** BEGIN **

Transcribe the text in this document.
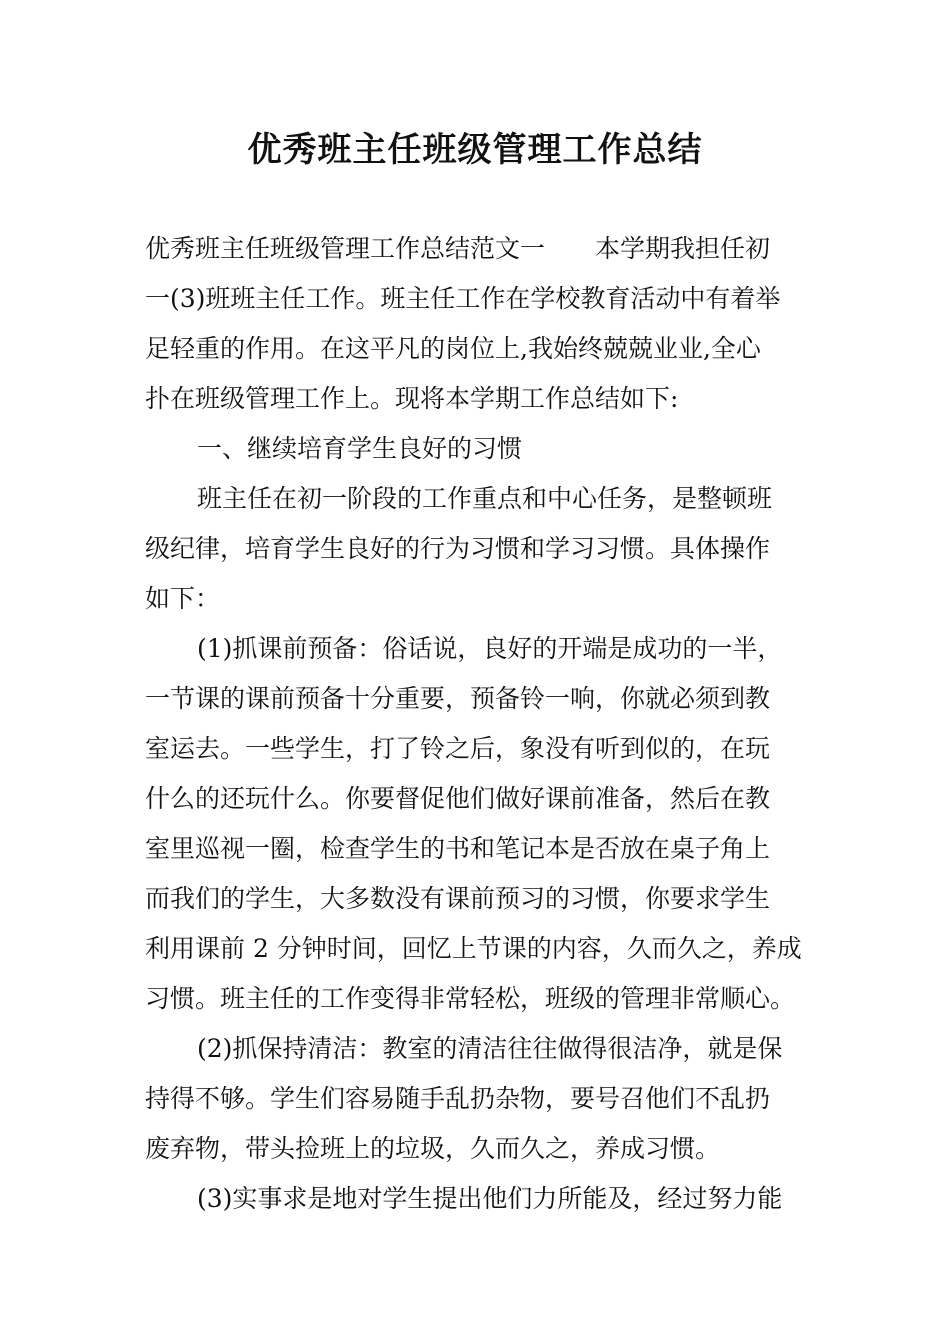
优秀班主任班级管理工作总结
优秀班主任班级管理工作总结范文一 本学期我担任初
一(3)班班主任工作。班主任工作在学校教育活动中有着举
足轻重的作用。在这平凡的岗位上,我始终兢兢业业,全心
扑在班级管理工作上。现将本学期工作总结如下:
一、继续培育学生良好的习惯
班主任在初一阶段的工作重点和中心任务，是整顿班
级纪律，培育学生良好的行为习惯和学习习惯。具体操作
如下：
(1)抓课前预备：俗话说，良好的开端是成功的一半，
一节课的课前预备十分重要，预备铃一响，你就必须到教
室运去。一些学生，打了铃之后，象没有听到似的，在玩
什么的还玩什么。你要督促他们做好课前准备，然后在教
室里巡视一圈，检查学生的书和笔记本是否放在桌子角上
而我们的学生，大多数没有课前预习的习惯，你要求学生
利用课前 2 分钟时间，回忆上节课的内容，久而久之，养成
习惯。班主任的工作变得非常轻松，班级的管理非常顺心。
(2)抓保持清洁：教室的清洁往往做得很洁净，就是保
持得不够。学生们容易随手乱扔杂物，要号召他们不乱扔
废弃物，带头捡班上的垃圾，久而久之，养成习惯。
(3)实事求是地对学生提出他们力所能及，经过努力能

** END **
** BEGIN **

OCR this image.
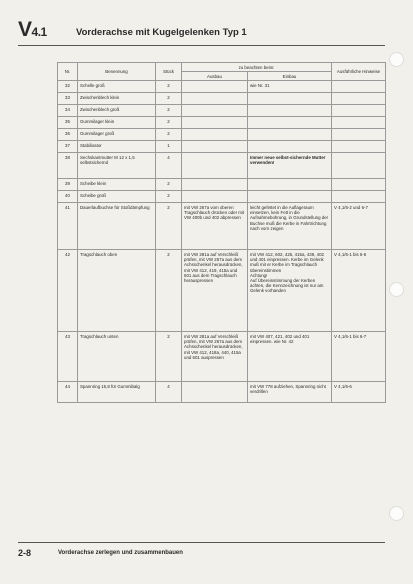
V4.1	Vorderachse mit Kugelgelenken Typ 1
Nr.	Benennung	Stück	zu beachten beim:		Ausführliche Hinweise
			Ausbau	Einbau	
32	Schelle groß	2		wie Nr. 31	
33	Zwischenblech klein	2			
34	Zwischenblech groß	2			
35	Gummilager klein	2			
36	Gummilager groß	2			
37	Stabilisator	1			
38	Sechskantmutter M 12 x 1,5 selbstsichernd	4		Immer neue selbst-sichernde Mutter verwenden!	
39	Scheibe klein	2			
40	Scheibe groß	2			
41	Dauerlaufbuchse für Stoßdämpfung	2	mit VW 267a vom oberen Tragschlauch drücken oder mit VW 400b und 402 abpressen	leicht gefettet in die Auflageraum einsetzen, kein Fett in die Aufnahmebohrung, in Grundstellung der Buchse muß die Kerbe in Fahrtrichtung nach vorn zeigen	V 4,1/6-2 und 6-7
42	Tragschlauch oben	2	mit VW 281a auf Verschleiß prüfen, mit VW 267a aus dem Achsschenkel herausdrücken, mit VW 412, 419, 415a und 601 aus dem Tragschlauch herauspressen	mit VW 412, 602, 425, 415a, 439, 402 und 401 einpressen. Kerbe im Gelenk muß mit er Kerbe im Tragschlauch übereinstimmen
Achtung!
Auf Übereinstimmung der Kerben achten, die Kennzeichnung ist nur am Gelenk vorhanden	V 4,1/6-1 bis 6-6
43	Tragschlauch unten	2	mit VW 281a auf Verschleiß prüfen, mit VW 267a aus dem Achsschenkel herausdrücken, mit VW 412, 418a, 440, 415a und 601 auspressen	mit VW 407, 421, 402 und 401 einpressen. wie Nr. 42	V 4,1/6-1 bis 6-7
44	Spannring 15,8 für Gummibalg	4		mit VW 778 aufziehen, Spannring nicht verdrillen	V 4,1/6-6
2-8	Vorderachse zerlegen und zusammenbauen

** END **

PROBLEM: Only the number is required: the count of lines containing the word "this".

EXERCISE OUTPUT: 2